■ Stated problem
Copy out each of the rows below word for word, but leave out the pictures.

■ Exercise material
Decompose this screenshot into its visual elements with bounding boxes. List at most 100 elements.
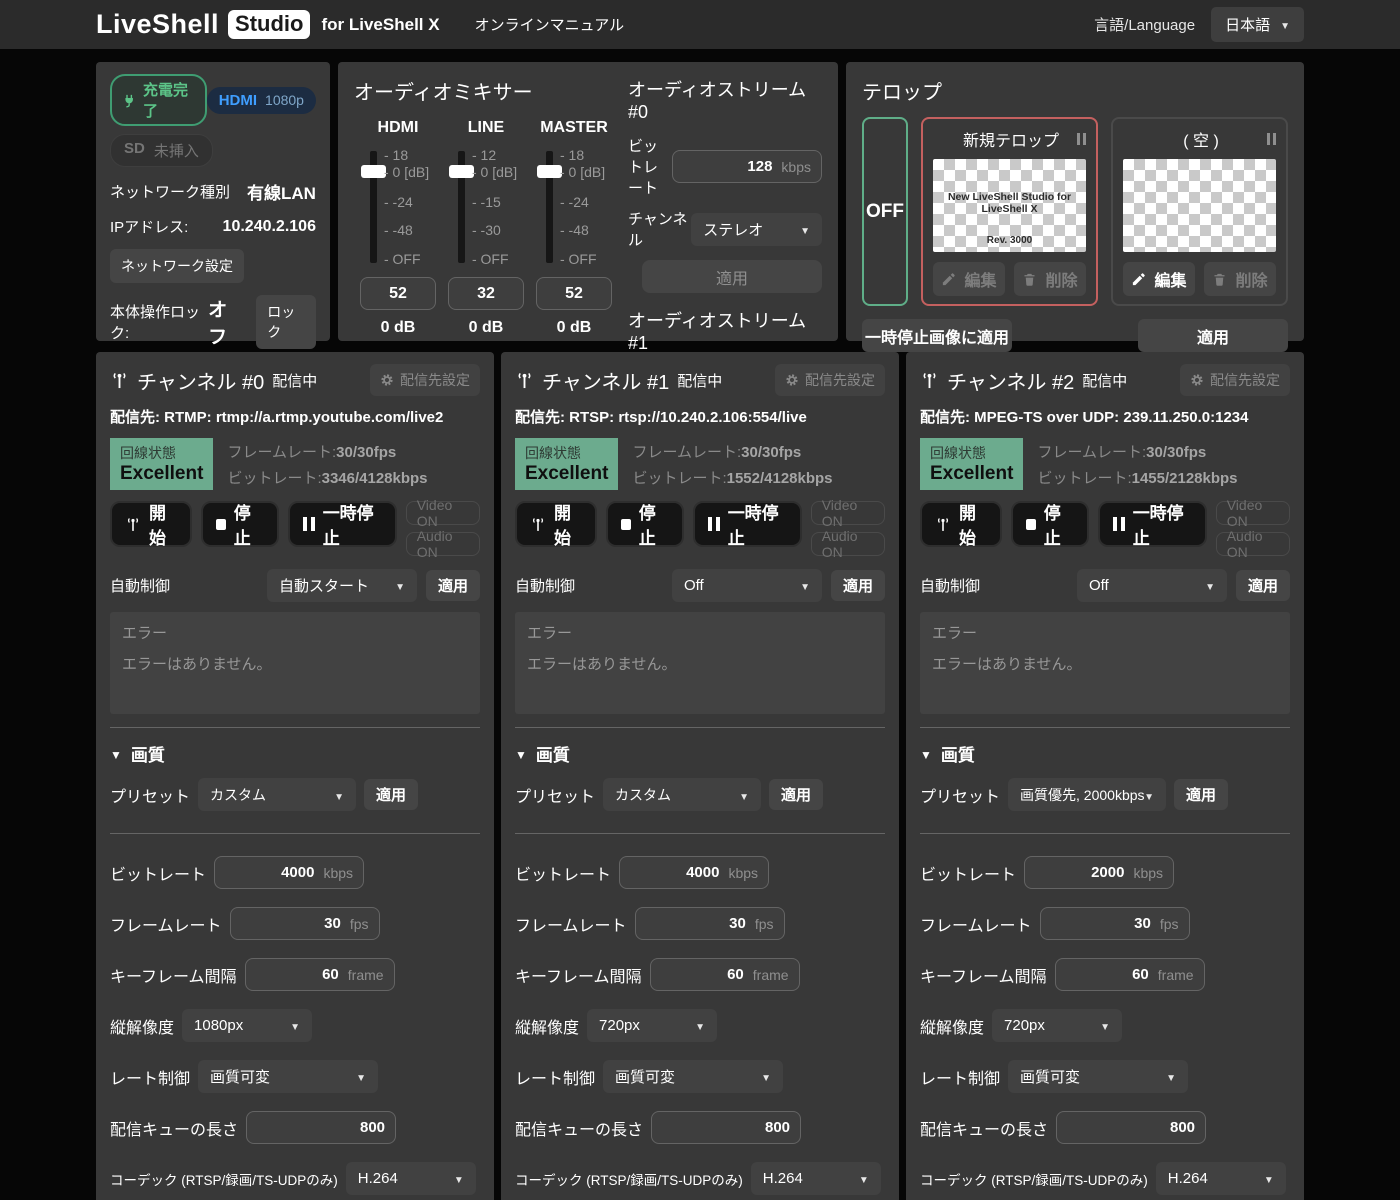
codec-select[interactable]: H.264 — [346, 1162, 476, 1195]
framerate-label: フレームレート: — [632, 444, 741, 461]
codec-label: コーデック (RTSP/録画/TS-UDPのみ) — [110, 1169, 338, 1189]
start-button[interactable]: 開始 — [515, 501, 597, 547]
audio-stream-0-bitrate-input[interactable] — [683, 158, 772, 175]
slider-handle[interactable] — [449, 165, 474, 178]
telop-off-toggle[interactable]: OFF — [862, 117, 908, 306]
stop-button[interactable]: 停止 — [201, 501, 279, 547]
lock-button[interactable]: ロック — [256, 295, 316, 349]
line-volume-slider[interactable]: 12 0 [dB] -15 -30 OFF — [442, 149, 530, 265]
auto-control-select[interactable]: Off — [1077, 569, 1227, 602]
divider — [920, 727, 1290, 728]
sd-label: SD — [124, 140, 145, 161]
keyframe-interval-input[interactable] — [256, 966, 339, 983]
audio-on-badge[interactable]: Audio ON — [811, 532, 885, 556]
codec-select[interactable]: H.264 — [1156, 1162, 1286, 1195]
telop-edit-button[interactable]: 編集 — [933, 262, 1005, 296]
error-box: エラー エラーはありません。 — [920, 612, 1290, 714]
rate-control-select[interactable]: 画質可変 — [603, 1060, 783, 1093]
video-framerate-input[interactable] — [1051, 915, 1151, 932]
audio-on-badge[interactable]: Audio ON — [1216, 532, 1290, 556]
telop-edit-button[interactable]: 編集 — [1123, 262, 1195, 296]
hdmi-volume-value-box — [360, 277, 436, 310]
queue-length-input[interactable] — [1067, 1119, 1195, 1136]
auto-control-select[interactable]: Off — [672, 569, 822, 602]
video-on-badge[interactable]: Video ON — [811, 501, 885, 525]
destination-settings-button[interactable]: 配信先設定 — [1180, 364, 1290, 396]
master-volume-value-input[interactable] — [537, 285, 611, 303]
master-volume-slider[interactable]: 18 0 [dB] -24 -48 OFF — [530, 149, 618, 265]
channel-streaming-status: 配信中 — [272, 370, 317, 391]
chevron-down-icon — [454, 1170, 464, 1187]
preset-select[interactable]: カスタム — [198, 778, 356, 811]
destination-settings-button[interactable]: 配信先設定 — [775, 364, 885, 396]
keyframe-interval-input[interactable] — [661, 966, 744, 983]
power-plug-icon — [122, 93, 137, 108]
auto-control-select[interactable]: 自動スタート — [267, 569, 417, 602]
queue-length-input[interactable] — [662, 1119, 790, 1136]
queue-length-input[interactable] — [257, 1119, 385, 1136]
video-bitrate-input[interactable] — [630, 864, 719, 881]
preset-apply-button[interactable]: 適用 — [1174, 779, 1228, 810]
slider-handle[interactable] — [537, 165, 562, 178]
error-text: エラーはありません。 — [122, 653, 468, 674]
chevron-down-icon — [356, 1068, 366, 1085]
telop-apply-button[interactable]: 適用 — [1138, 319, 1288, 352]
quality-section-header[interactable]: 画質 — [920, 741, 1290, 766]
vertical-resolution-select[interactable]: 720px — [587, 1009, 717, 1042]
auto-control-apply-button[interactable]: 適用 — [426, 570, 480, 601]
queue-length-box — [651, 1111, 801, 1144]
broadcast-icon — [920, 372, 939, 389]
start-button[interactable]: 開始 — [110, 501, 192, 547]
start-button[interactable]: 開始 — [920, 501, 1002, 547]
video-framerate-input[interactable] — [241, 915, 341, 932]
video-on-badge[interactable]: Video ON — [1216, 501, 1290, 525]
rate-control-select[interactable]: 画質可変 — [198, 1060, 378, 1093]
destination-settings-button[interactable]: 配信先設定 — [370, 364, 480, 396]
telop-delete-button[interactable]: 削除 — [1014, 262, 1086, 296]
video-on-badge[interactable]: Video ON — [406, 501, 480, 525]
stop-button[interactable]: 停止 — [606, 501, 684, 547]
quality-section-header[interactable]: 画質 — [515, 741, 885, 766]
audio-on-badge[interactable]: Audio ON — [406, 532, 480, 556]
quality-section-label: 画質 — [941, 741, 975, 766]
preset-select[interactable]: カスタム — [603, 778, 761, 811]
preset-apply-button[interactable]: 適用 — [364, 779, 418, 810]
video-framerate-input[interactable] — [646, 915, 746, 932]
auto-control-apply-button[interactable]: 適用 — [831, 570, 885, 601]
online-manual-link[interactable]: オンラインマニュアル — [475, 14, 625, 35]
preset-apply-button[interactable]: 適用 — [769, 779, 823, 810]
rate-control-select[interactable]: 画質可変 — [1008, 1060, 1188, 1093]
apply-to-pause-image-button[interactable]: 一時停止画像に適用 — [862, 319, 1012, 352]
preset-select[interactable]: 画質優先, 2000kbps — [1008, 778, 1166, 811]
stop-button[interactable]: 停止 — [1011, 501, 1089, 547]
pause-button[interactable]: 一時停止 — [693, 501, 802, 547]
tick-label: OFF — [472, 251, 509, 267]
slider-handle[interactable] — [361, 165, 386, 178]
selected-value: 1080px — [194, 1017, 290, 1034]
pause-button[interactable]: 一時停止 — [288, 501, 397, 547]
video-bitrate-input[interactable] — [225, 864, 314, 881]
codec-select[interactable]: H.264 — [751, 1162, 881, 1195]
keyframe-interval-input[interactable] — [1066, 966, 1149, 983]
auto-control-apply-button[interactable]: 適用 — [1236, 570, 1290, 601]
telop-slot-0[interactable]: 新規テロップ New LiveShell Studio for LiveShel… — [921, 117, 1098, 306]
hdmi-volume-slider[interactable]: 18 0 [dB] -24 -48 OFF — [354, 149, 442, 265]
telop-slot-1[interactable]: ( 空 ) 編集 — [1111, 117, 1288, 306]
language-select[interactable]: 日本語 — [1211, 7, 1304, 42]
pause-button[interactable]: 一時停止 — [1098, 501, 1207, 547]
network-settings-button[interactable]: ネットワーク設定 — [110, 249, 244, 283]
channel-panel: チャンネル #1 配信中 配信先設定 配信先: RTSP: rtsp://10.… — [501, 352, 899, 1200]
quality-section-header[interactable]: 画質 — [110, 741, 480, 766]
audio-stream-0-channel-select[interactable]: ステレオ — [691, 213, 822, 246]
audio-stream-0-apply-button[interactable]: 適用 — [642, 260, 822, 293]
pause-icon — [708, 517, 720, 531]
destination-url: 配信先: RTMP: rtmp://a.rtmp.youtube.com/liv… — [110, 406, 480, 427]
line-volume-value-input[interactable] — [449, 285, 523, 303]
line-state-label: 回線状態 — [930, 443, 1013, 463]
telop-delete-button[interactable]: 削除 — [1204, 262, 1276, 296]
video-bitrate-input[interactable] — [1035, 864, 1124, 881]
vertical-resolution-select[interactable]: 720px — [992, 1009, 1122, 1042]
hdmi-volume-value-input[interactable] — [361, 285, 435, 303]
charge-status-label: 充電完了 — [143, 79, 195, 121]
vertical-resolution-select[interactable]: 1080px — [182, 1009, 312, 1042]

■ The answer
Decompose this screenshot into its visual elements with bounding boxes. List at most 100 elements.
codec-select[interactable]: H.264 — [346, 1162, 476, 1195]
framerate-label: フレームレート: — [632, 444, 741, 461]
codec-label: コーデック (RTSP/録画/TS-UDPのみ) — [110, 1169, 338, 1189]
start-button[interactable]: 開始 — [515, 501, 597, 547]
audio-stream-0-bitrate-input[interactable] — [683, 158, 772, 175]
slider-handle[interactable] — [449, 165, 474, 178]
telop-off-toggle[interactable]: OFF — [862, 117, 908, 306]
stop-button[interactable]: 停止 — [201, 501, 279, 547]
lock-button[interactable]: ロック — [256, 295, 316, 349]
line-volume-slider[interactable]: 12 0 [dB] -15 -30 OFF — [442, 149, 530, 265]
auto-control-select[interactable]: Off — [1077, 569, 1227, 602]
divider — [920, 727, 1290, 728]
sd-label: SD — [124, 140, 145, 161]
keyframe-interval-input[interactable] — [256, 966, 339, 983]
audio-on-badge[interactable]: Audio ON — [811, 532, 885, 556]
codec-select[interactable]: H.264 — [1156, 1162, 1286, 1195]
telop-edit-button[interactable]: 編集 — [933, 262, 1005, 296]
error-box: エラー エラーはありません。 — [920, 612, 1290, 714]
rate-control-select[interactable]: 画質可変 — [603, 1060, 783, 1093]
video-framerate-input[interactable] — [1051, 915, 1151, 932]
audio-on-badge[interactable]: Audio ON — [1216, 532, 1290, 556]
telop-edit-button[interactable]: 編集 — [1123, 262, 1195, 296]
hdmi-volume-value-box — [360, 277, 436, 310]
queue-length-input[interactable] — [1067, 1119, 1195, 1136]
auto-control-select[interactable]: Off — [672, 569, 822, 602]
video-on-badge[interactable]: Video ON — [811, 501, 885, 525]
destination-settings-button[interactable]: 配信先設定 — [1180, 364, 1290, 396]
master-volume-value-input[interactable] — [537, 285, 611, 303]
master-volume-slider[interactable]: 18 0 [dB] -24 -48 OFF — [530, 149, 618, 265]
channel-streaming-status: 配信中 — [272, 370, 317, 391]
chevron-down-icon — [454, 1170, 464, 1187]
preset-select[interactable]: カスタム — [198, 778, 356, 811]
destination-settings-button[interactable]: 配信先設定 — [775, 364, 885, 396]
keyframe-interval-input[interactable] — [661, 966, 744, 983]
power-plug-icon — [122, 93, 137, 108]
auto-control-select[interactable]: 自動スタート — [267, 569, 417, 602]
queue-length-input[interactable] — [662, 1119, 790, 1136]
queue-length-input[interactable] — [257, 1119, 385, 1136]
video-bitrate-input[interactable] — [630, 864, 719, 881]
preset-apply-button[interactable]: 適用 — [1174, 779, 1228, 810]
slider-handle[interactable] — [537, 165, 562, 178]
error-text: エラーはありません。 — [122, 653, 468, 674]
chevron-down-icon — [356, 1068, 366, 1085]
telop-apply-button[interactable]: 適用 — [1138, 319, 1288, 352]
quality-section-header[interactable]: 画質 — [920, 741, 1290, 766]
vertical-resolution-select[interactable]: 720px — [587, 1009, 717, 1042]
auto-control-apply-button[interactable]: 適用 — [426, 570, 480, 601]
queue-length-box — [651, 1111, 801, 1144]
broadcast-icon — [920, 372, 939, 389]
start-button[interactable]: 開始 — [110, 501, 192, 547]
start-button[interactable]: 開始 — [920, 501, 1002, 547]
video-framerate-input[interactable] — [241, 915, 341, 932]
video-on-badge[interactable]: Video ON — [1216, 501, 1290, 525]
rate-control-select[interactable]: 画質可変 — [198, 1060, 378, 1093]
destination-settings-button[interactable]: 配信先設定 — [370, 364, 480, 396]
telop-delete-button[interactable]: 削除 — [1014, 262, 1086, 296]
video-on-badge[interactable]: Video ON — [406, 501, 480, 525]
stop-button[interactable]: 停止 — [606, 501, 684, 547]
quality-section-header[interactable]: 画質 — [515, 741, 885, 766]
audio-on-badge[interactable]: Audio ON — [406, 532, 480, 556]
quality-section-label: 画質 — [941, 741, 975, 766]
preset-select[interactable]: カスタム — [603, 778, 761, 811]
preset-apply-button[interactable]: 適用 — [364, 779, 418, 810]
video-framerate-input[interactable] — [646, 915, 746, 932]
auto-control-apply-button[interactable]: 適用 — [831, 570, 885, 601]
online-manual-link[interactable]: オンラインマニュアル — [475, 14, 625, 35]
preset-apply-button[interactable]: 適用 — [769, 779, 823, 810]
rate-control-select[interactable]: 画質可変 — [1008, 1060, 1188, 1093]
apply-to-pause-image-button[interactable]: 一時停止画像に適用 — [862, 319, 1012, 352]
preset-select[interactable]: 画質優先, 2000kbps — [1008, 778, 1166, 811]
stop-button[interactable]: 停止 — [1011, 501, 1089, 547]
pause-button[interactable]: 一時停止 — [693, 501, 802, 547]
tick-label: OFF — [472, 251, 509, 267]
slider-handle[interactable] — [361, 165, 386, 178]
selected-value: 1080px — [194, 1017, 290, 1034]
pause-button[interactable]: 一時停止 — [288, 501, 397, 547]
video-bitrate-input[interactable] — [225, 864, 314, 881]
codec-select[interactable]: H.264 — [751, 1162, 881, 1195]
keyframe-interval-input[interactable] — [1066, 966, 1149, 983]
auto-control-apply-button[interactable]: 適用 — [1236, 570, 1290, 601]
telop-slot-0[interactable]: 新規テロップ New LiveShell Studio for LiveShel… — [921, 117, 1098, 306]
hdmi-volume-slider[interactable]: 18 0 [dB] -24 -48 OFF — [354, 149, 442, 265]
telop-slot-1[interactable]: ( 空 ) 編集 — [1111, 117, 1288, 306]
language-select[interactable]: 日本語 — [1211, 7, 1304, 42]
pause-button[interactable]: 一時停止 — [1098, 501, 1207, 547]
network-settings-button[interactable]: ネットワーク設定 — [110, 249, 244, 283]
channel-panel: チャンネル #1 配信中 配信先設定 配信先: RTSP: rtsp://10.… — [501, 352, 899, 1200]
quality-section-header[interactable]: 画質 — [110, 741, 480, 766]
audio-stream-0-channel-select[interactable]: ステレオ — [691, 213, 822, 246]
audio-stream-0-apply-button[interactable]: 適用 — [642, 260, 822, 293]
pause-icon — [708, 517, 720, 531]
destination-url: 配信先: RTMP: rtmp://a.rtmp.youtube.com/liv… — [110, 406, 480, 427]
line-volume-value-input[interactable] — [449, 285, 523, 303]
line-state-label: 回線状態 — [930, 443, 1013, 463]
telop-delete-button[interactable]: 削除 — [1204, 262, 1276, 296]
video-bitrate-input[interactable] — [1035, 864, 1124, 881]
vertical-resolution-select[interactable]: 720px — [992, 1009, 1122, 1042]
hdmi-volume-value-input[interactable] — [361, 285, 435, 303]
charge-status-label: 充電完了 — [143, 79, 195, 121]
vertical-resolution-select[interactable]: 1080px — [182, 1009, 312, 1042]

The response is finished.